-- start Task inputs --

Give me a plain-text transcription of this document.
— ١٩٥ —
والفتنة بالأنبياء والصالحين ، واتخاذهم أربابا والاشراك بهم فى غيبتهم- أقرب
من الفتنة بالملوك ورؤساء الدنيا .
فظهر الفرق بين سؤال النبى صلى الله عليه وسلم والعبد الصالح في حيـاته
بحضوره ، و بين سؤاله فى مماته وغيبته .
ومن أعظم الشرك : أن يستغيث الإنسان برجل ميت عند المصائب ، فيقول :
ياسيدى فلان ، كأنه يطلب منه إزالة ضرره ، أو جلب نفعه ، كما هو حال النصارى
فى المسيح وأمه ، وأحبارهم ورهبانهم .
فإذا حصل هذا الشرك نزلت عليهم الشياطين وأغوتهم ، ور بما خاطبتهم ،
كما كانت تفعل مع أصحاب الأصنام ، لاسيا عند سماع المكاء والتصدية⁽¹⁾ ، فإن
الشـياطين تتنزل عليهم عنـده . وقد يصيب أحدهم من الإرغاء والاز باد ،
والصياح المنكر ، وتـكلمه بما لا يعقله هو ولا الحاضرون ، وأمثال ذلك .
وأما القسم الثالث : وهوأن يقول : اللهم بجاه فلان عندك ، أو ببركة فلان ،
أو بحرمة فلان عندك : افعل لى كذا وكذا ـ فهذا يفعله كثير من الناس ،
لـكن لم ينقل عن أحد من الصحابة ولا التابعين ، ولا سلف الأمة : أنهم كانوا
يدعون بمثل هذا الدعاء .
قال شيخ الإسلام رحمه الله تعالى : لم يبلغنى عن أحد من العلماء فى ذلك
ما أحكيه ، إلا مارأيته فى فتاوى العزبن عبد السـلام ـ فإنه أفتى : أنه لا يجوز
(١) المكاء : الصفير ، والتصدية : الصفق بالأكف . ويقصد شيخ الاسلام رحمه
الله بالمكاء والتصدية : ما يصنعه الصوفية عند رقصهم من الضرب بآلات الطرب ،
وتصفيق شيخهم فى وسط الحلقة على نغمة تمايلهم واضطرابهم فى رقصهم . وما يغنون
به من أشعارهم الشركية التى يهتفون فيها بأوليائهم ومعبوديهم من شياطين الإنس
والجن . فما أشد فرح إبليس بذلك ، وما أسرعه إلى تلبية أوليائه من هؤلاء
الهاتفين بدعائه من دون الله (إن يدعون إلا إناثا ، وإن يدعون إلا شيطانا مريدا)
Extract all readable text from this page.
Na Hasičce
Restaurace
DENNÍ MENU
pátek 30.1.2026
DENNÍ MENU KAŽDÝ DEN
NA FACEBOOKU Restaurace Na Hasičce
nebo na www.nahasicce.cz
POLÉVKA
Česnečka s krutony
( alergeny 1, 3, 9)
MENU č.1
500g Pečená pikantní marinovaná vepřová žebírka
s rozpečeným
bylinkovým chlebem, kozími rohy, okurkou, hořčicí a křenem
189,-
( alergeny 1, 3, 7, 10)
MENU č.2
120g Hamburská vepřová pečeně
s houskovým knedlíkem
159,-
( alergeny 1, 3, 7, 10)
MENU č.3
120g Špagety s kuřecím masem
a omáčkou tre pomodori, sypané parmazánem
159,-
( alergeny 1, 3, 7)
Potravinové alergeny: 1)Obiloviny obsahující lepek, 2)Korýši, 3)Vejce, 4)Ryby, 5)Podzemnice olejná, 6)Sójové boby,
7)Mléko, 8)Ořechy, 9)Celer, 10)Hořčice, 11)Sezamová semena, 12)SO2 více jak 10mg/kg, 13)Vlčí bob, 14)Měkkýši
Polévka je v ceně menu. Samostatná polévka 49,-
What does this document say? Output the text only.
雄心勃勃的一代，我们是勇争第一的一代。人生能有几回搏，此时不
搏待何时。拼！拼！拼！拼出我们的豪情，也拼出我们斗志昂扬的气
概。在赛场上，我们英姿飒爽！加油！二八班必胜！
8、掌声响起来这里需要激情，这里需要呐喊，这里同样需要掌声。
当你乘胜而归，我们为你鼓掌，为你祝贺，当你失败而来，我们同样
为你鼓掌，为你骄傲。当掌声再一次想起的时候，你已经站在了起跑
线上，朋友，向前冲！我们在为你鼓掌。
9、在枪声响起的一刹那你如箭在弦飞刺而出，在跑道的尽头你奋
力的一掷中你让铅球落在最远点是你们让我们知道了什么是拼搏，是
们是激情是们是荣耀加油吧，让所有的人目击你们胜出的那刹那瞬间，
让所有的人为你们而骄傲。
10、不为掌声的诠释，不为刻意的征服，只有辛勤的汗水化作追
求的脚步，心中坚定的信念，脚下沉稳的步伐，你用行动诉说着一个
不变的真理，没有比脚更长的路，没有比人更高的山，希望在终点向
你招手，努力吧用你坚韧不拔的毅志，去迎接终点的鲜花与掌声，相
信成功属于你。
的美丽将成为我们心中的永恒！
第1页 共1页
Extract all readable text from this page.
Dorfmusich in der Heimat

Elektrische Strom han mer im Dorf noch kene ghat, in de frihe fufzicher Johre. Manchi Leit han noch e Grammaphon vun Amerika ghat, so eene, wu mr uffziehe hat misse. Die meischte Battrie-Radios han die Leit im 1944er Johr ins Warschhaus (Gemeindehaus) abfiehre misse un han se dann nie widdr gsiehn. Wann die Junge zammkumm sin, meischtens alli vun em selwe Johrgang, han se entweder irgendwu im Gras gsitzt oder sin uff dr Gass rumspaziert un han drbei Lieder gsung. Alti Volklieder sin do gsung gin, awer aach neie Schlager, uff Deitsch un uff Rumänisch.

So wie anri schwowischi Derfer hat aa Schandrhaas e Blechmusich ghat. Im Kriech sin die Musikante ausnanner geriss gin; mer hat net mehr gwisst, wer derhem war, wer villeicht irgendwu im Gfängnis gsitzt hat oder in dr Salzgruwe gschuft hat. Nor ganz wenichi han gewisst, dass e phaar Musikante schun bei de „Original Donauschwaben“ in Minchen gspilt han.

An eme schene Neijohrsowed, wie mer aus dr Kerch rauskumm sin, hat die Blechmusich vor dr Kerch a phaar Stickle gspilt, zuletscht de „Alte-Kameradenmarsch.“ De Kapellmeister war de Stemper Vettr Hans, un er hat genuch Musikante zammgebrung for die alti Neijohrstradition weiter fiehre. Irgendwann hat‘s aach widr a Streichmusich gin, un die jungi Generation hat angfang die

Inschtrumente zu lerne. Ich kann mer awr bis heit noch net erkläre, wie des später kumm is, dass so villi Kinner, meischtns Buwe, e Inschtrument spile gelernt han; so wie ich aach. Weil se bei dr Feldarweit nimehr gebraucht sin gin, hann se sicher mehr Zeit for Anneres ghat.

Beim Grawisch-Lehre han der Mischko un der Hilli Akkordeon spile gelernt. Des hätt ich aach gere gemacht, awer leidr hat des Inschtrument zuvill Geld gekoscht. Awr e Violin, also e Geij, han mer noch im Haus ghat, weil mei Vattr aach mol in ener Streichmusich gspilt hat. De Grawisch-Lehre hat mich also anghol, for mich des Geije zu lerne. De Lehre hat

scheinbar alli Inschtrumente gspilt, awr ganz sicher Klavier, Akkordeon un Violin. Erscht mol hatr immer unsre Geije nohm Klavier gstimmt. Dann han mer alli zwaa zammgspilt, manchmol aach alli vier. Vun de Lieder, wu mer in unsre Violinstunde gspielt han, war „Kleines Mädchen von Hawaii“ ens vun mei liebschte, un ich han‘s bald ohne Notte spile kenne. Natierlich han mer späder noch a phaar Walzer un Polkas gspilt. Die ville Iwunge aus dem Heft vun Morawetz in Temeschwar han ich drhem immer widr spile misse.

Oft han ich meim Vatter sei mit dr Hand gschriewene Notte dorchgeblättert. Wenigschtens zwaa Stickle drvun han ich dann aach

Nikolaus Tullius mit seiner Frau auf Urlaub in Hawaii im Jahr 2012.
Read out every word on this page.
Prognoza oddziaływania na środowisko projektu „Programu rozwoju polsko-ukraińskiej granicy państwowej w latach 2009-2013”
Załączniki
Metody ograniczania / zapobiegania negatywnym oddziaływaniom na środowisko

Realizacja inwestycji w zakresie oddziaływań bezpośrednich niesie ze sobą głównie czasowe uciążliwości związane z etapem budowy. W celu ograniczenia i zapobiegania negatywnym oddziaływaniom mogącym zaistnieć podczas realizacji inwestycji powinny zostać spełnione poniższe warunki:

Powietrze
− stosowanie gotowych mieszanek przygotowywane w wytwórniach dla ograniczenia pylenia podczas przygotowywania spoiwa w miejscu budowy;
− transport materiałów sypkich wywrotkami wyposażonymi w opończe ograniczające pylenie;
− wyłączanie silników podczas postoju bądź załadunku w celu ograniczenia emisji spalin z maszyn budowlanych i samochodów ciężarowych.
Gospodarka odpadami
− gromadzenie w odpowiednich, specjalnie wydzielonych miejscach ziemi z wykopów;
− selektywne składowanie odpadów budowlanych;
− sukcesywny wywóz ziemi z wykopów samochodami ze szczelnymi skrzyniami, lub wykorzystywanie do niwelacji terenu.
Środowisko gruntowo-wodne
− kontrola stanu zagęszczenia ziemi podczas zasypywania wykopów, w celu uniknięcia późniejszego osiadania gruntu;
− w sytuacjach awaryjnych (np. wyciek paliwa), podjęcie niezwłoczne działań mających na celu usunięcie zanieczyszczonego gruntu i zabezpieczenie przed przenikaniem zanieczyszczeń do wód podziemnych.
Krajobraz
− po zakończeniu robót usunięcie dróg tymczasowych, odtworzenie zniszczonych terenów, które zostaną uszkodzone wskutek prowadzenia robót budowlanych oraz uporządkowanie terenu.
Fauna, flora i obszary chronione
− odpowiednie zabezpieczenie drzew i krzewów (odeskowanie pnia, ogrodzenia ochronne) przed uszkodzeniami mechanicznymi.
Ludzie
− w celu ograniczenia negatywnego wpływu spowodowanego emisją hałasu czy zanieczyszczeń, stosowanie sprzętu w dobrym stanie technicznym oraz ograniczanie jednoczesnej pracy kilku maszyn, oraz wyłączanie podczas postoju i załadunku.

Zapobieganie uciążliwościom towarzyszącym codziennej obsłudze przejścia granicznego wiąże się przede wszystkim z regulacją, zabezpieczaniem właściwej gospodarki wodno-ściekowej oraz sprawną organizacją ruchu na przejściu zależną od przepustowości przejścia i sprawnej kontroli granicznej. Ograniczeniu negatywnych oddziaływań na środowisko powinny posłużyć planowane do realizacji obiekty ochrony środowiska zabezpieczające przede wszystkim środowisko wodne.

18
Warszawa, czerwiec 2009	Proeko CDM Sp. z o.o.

-- end Task inputs --

### Exercise aim
Locate the string "wyłączanie" in the listing above and copy every line where it occurs.

### Result of this task
− wyłączanie silników podczas postoju bądź załadunku w celu ograniczenia emisji spalin z maszyn budowlanych i samochodów ciężarowych.
− w celu ograniczenia negatywnego wpływu spowodowanego emisją hałasu czy zanieczyszczeń, stosowanie sprzętu w dobrym stanie technicznym oraz ograniczanie jednoczesnej pracy kilku maszyn, oraz wyłączanie podczas postoju i załadunku.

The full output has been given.